Goal => Below is a listing. Gather each line of it that contains "frac".

++++++++++

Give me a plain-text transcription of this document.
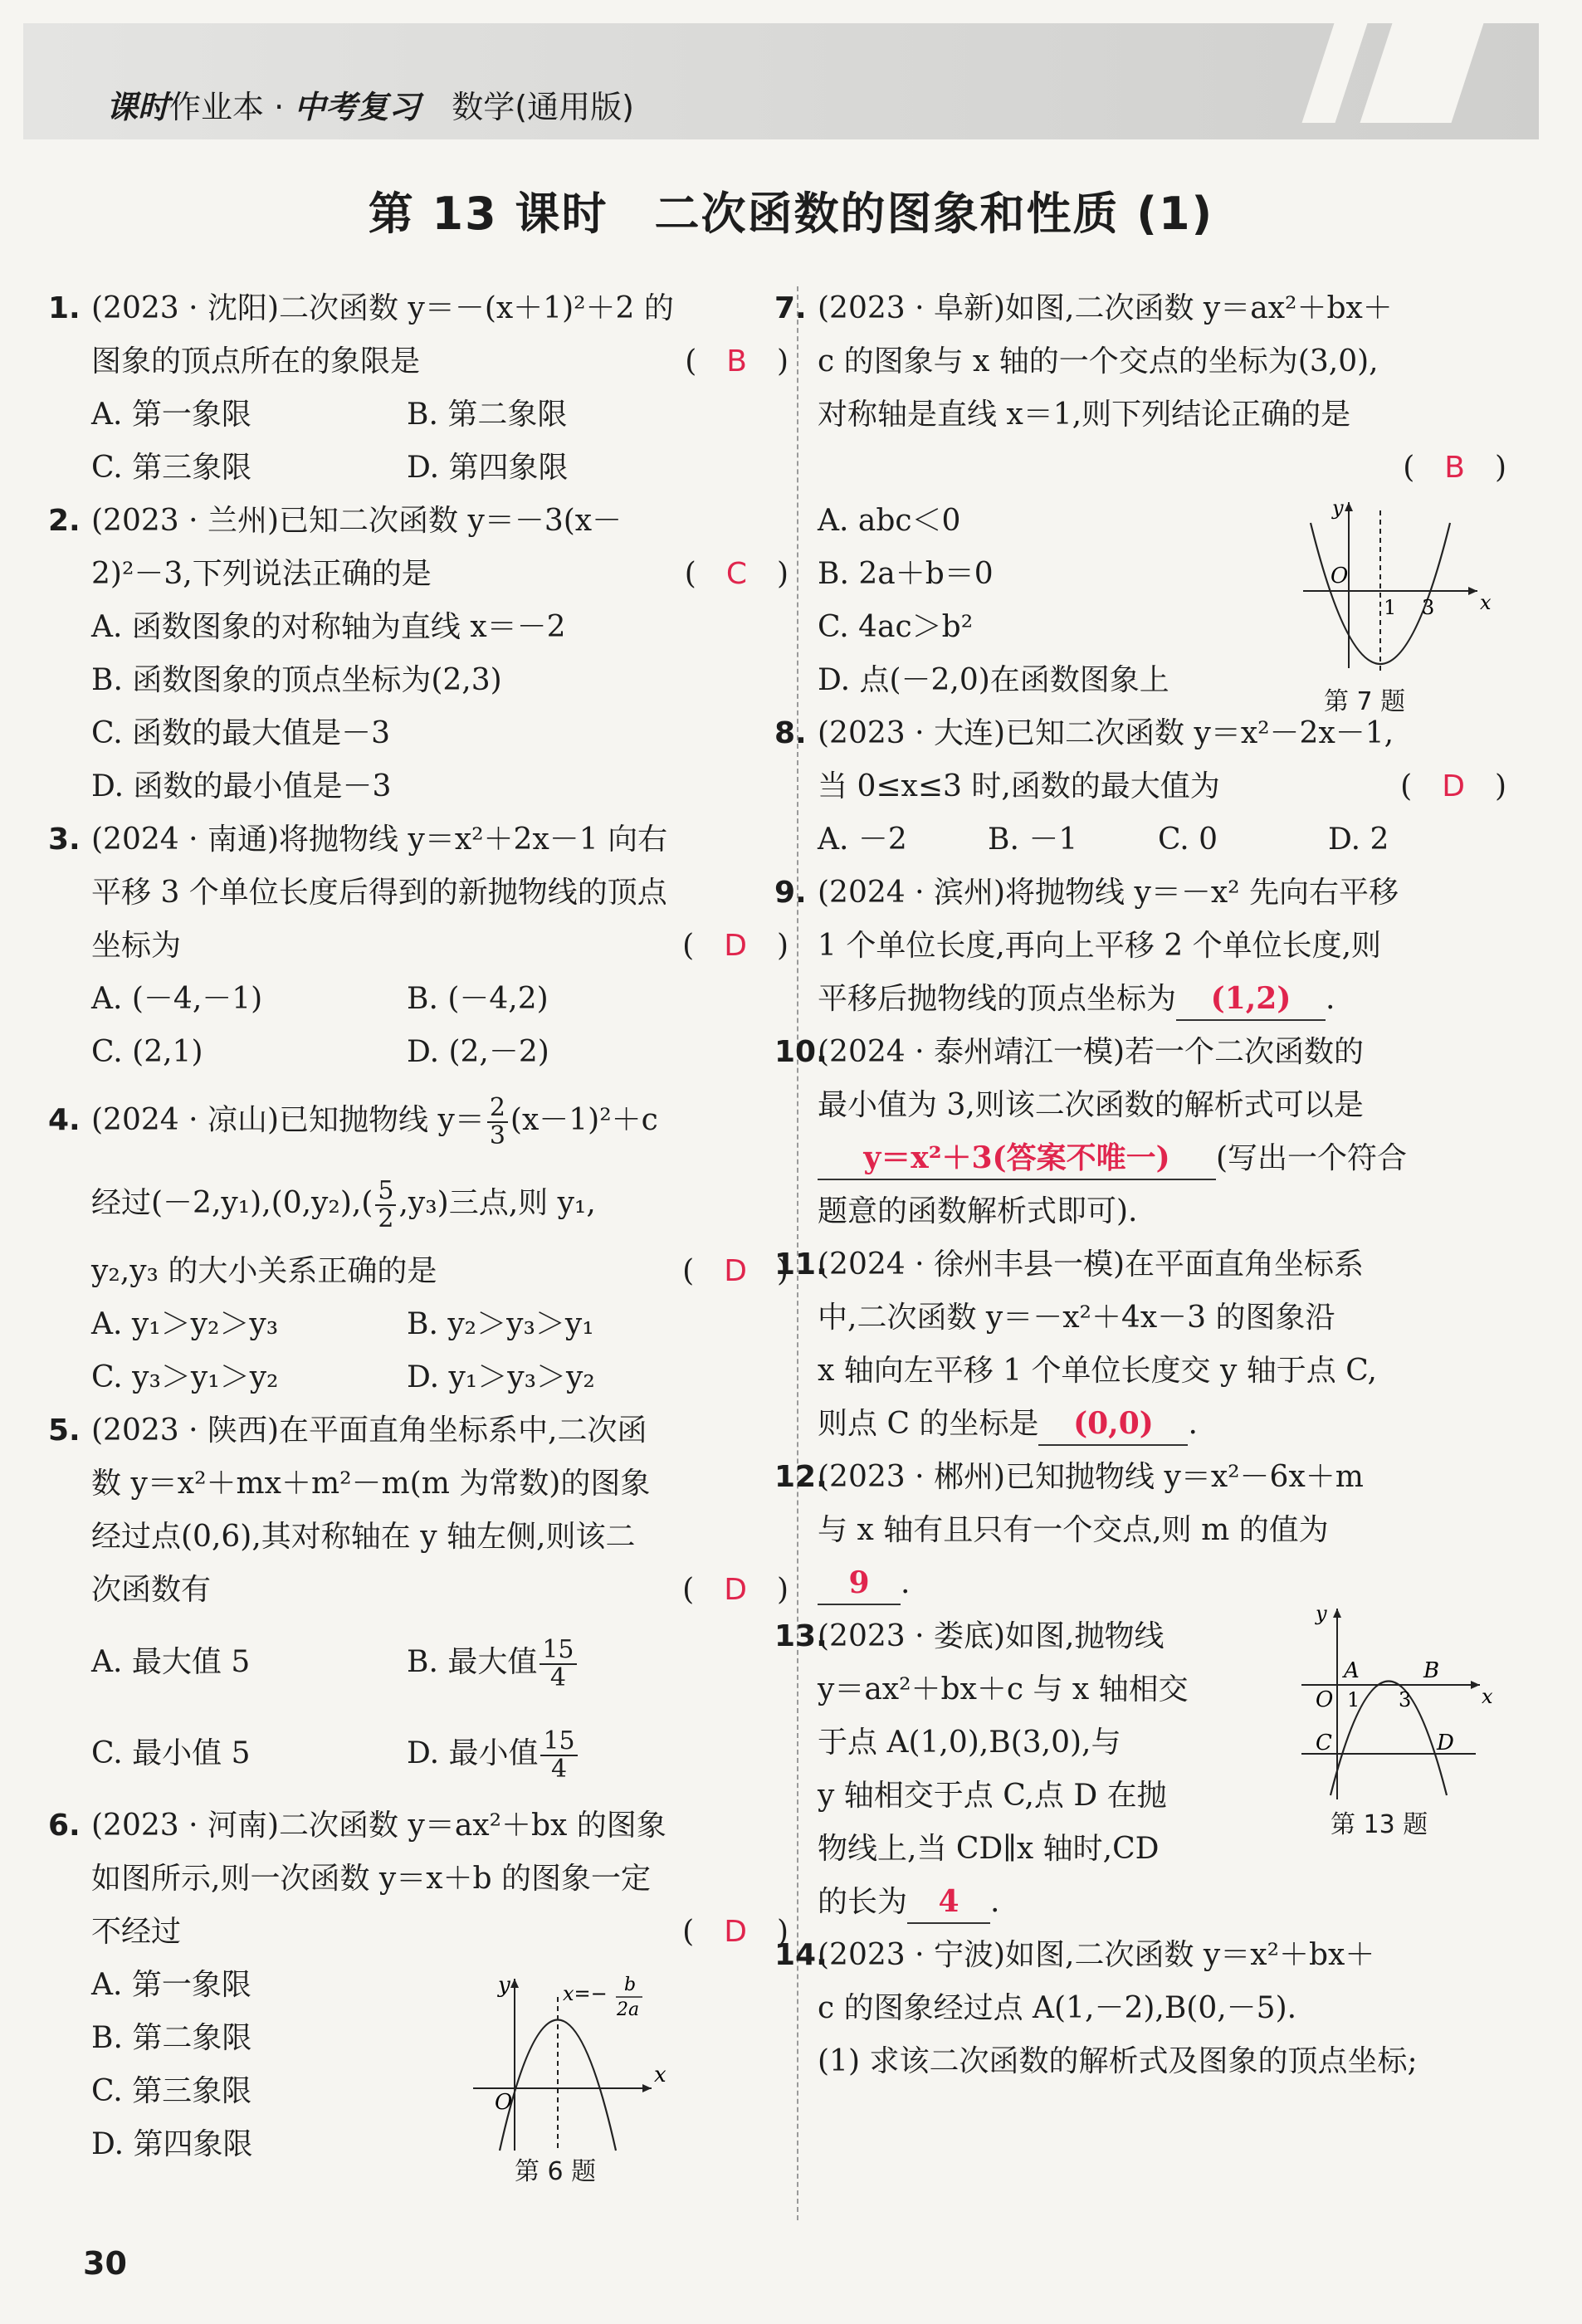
课时作业本 · 中考复习　 数学(通用版)
第 13 课时　二次函数的图象和性质 (1)
1. (2023 · 沈阳)二次函数 y＝－(x＋1)²＋2 的
图象的顶点所在的象限是	(　B　)
A. 第一象限	B. 第二象限
C. 第三象限	D. 第四象限
2. (2023 · 兰州)已知二次函数 y＝－3(x－
2)²－3,下列说法正确的是	(　C　)
A. 函数图象的对称轴为直线 x＝－2
B. 函数图象的顶点坐标为(2,3)
C. 函数的最大值是－3
D. 函数的最小值是－3
3. (2024 · 南通)将抛物线 y＝x²＋2x－1 向右
平移 3 个单位长度后得到的新抛物线的顶点
坐标为	(　D　)
A. (－4,－1)	B. (－4,2)
C. (2,1)	D. (2,－2)
4. (2024 · 凉山)已知抛物线 $y= \frac{2}{3} (x-1)^2+c$
经过$(-2,y_1),(0,y_2),( \frac{5}{2} ,y_3)$三点,则 y₁,
y₂,y₃ 的大小关系正确的是	(　D　)
A. y₁＞y₂＞y₃	B. y₂＞y₃＞y₁
C. y₃＞y₁＞y₂	D. y₁＞y₃＞y₂
5. (2023 · 陕西)在平面直角坐标系中,二次函
数 y＝x²＋mx＋m²－m(m 为常数)的图象
经过点(0,6),其对称轴在 y 轴左侧,则该二
次函数有	(　D　)
A. 最大值 5	B. 最大值 $\frac{15}{4}$
C. 最小值 5	D. 最小值 $\frac{15}{4}$
6. (2023 · 河南)二次函数 y＝ax²＋bx 的图象
如图所示,则一次函数 y＝x＋b 的图象一定
不经过	(　D　)
A. 第一象限
B. 第二象限
C. 第三象限
D. 第四象限
y
x
O
x=− b
2a
第 6 题
7. (2023 · 阜新)如图,二次函数 y＝ax²＋bx＋
c 的图象与 x 轴的一个交点的坐标为(3,0),
对称轴是直线 x＝1,则下列结论正确的是
(　B　)
A. abc＜0
B. 2a＋b＝0
C. 4ac＞b²
D. 点(－2,0)在函数图象上
y
x
O
1 3
第 7 题
8. (2023 · 大连)已知二次函数 y＝x²－2x－1,
当 0≤x≤3 时,函数的最大值为	(　D　)
A. －2	B. －1	C. 0	D. 2
9. (2024 · 滨州)将抛物线 y＝－x² 先向右平移
1 个单位长度,再向上平移 2 个单位长度,则
平移后抛物线的顶点坐标为 (1,2) .
10.
(2024 · 泰州靖江一模)若一个二次函数的
最小值为 3,则该二次函数的解析式可以是
y＝x²＋3(答案不唯一) (写出一个符合
题意的函数解析式即可).
11.
(2024 · 徐州丰县一模)在平面直角坐标系
中,二次函数 y＝－x²＋4x－3 的图象沿
x 轴向左平移 1 个单位长度交 y 轴于点 C,
则点 C 的坐标是 (0,0) .
12.
(2023 · 郴州)已知抛物线 y＝x²－6x＋m
与 x 轴有且只有一个交点,则 m 的值为
9 .
13.
(2023 · 娄底)如图,抛物线
y＝ax²＋bx＋c 与 x 轴相交
于点 A(1,0),B(3,0),与
y 轴相交于点 C,点 D 在抛
物线上,当 CD∥x 轴时,CD
的长为 4 .
y
x
O
A	B
1 3
C	D
第 13 题
14.
(2023 · 宁波)如图,二次函数 y＝x²＋bx＋
c 的图象经过点 A(1,－2),B(0,－5).
(1) 求该二次函数的解析式及图象的顶点坐标;
30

++++++++++

The completed task =>
4. (2024 · 凉山)已知抛物线 $y= \frac{2}{3} (x-1)^2+c$
经过$(-2,y_1),(0,y_2),( \frac{5}{2} ,y_3)$三点,则 y₁,
A. 最大值 5	B. 最大值 $\frac{15}{4}$
C. 最小值 5	D. 最小值 $\frac{15}{4}$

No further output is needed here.